There’s a lot to like about the BFF pattern. It solves quite a few problems but it also raises new questions. For example, how do you organize its code? If each screen is essentially its own API method, how do you avoid duplication of code? And how do you keep your BFF synchronized with data requirements of the front-end side?
Let’s try to make some progress on answering those.
Composable BFF
Suppose you’re adding a new PostList
screen. It’s going to render an array of <PostDetails>
components, each of which needs the same data as before:
type PostDetailsViewModel = {
postTitle: string,
postContent: string,
postAuthor: {
name: string,
avatar: string,
id: number
},
friendLikes: {
totalLikeCount: number,
isLikedByUser: boolean,
friendLikes: string[]
}
};
So the ViewModel for PostList
contains an array of PostDetailsViewModel
:
type PostListViewModel = {
posts: PostDetailsViewModel[]
};
How would you load the data for PostList
?
Your first inclination may be to make a series of requests from the client to the existing /screen/post-details/:postId
endpoint which already knows how to prepare a ViewModel for a single post. We just need to call it for every post.
But wait, this defeats the entire purpose of the BFF! Making many requests for a single screen is inefficient and is precisely the kind of compromise that we’ve been trying to avoid. Instead, we’ll add a new BFF endpoint for the new screen.
The new endpoint might initially look like this:
import { getPost, getFriendLikes, getRecentPostIds } from '@your-company/data-layer';
app.get('/screen/post-details/:postId', async (req, res) => {
const postId = req.params.postId;
const [post, friendLikes] = await Promise.all([
getPost(postId),
getFriendLikes(postId, { limit: 2 }),
]);
const viewModel = {
postTitle: post.title,
postContent: parseMarkdown(post.content),
postAuthor: post.author,
postLikes: {
totalLikeCount: post.totalLikeCount,
isLikedByUser: post.isLikedByUser,
friendLikes: friendLikes.likes.map(l => l.firstName)
}
};
res.json(viewModel);
});
app.get('/screen/post-list', async (req, res) => {
// Grab the recent post IDs
const postIds = await getRecentPostIds();
const viewModel = {
// For each post ID, load the data in parallel
posts: await Promise.all(postIds.map(async postId => {
const [post, friendLikes] = await Promise.all([
getPost(postId),
getFriendLikes(postId, { limit: 2 }),
]);
const postDetailsViewModel = {
postTitle: post.title,
postContent: parseMarkdown(post.content),
postAuthor: post.author,
postLikes: {
totalLikeCount: post.totalLikeCount,
isLikedByUser: post.isLikedByUser,
friendLikes: friendLikes.likes.map(l => l.firstName)

### PROVIDED INFORMATION

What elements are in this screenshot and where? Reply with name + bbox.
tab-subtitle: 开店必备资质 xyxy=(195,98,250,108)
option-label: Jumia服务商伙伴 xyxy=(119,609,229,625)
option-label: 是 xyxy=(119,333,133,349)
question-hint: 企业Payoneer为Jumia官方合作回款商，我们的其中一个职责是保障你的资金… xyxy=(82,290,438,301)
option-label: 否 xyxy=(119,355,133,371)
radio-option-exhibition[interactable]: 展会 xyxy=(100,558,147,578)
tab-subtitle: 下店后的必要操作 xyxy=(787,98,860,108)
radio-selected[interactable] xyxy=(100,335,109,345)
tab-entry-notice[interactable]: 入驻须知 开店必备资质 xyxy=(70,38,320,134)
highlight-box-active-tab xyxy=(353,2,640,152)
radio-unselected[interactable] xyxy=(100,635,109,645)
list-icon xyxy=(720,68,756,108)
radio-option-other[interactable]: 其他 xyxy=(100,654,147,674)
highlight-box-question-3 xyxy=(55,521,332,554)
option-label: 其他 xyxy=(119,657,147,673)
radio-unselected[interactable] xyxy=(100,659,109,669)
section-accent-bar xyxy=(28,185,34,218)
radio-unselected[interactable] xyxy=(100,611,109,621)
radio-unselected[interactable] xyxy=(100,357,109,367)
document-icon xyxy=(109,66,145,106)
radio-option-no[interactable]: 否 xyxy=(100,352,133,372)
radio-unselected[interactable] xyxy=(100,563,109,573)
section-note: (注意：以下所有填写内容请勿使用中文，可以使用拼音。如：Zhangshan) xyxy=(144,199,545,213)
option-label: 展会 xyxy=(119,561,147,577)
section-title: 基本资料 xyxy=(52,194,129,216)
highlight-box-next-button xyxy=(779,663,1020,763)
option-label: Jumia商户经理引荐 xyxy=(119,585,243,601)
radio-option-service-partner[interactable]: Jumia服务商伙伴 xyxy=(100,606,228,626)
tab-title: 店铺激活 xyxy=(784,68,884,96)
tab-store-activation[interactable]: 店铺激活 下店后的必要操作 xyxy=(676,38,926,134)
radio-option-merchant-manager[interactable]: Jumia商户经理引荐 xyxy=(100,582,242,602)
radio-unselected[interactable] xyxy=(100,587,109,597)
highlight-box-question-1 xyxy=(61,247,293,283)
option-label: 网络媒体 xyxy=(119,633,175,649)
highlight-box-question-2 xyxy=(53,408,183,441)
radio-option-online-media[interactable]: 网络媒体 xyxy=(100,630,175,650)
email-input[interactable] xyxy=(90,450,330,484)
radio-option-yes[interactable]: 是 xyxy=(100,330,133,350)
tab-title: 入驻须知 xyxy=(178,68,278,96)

### BRIEF A
According to the BFF passage, why shouldn't the client make many requests to the existing post-details endpoint to load the PostList screen?
### BRIEF B
Carry on the BFF passage from its last line.
The rows have nothing to do with the work here.

### OUTPUT A
Making many requests for a single screen is inefficient, and it defeats the entire purpose of the BFF.

### OUTPUT B
}
};
return postDetailsViewModel;
}))
};
res.json(viewModel);
});
However, note that there’s significant code duplication between the endpoints:
import { getPost, getFriendLikes, getRecentPostIds } from '@your-company/data-layer';
app.get('/screen/post-details/:postId', async (req, res) => {
const postId = req.params.postId;
const [post, friendLikes] = await Promise.all([
getPost(postId),
getFriendLikes(postId, { limit: 2 }),
]);
const viewModel = {
postTitle: post.title,
postContent: parseMarkdown(post.content),
postAuthor: post.author,
postLikes: {
totalLikeCount: post.totalLikeCount,
isLikedByUser: post.isLikedByUser,
friendLikes: friendLikes.likes.map(l => l.firstName)
}
};
res.json(viewModel);
});
app.get('/screen/post-list', async (req, res) => {
const postIds = await getRecentPostIds();
const viewModel = {
posts: await Promise.all(postIds.map(async postId => {
const [post, friendLikes] = await Promise.all([
getPost(postId),
getFriendLikes(postId, { limit: 2 }),
]);
const postDetailsViewModel = {
postTitle: post.title,
postAuthor: post.author,
postContent: parseMarkdown(post.content),
postLikes: {
totalLikeCount: post.totalLikeCount,
isLikedByUser: post.isLikedByUser,
friendLikes: friendLikes.likes.map(l => l.firstName)
}
};
return postDetailsViewModel;
}))
};
res.json(viewModel);
});
It’s almost like there is a notion of “PostDetails
ViewModel” begging to be extracted. This should not be surprising—both screens render the same <PostDetails>
component, so they need similar code to load the data for it.
Extracting a ViewModel
Let’s extract a PostDetailsViewModel
function:
import { getPost, getFriendLikes, getRecentPostIds } from '@your-company/data-layer';
async function PostDetailsViewModel({ postId }) {
const [post, friendLikes] = await Promise.all([
getPost(postId),
getFriendLikes(postId, { limit: 2 }),
]);
return {
postTitle: post.title,
postContent: parseMarkdown(post.content),
postAuthor: post.author,
postLikes: {
totalLikeCount: post.totalLikeCount,
isLikedByUser: post.isLikedByUser,
friendLikes: friendLikes.likes.map(l => l.firstName)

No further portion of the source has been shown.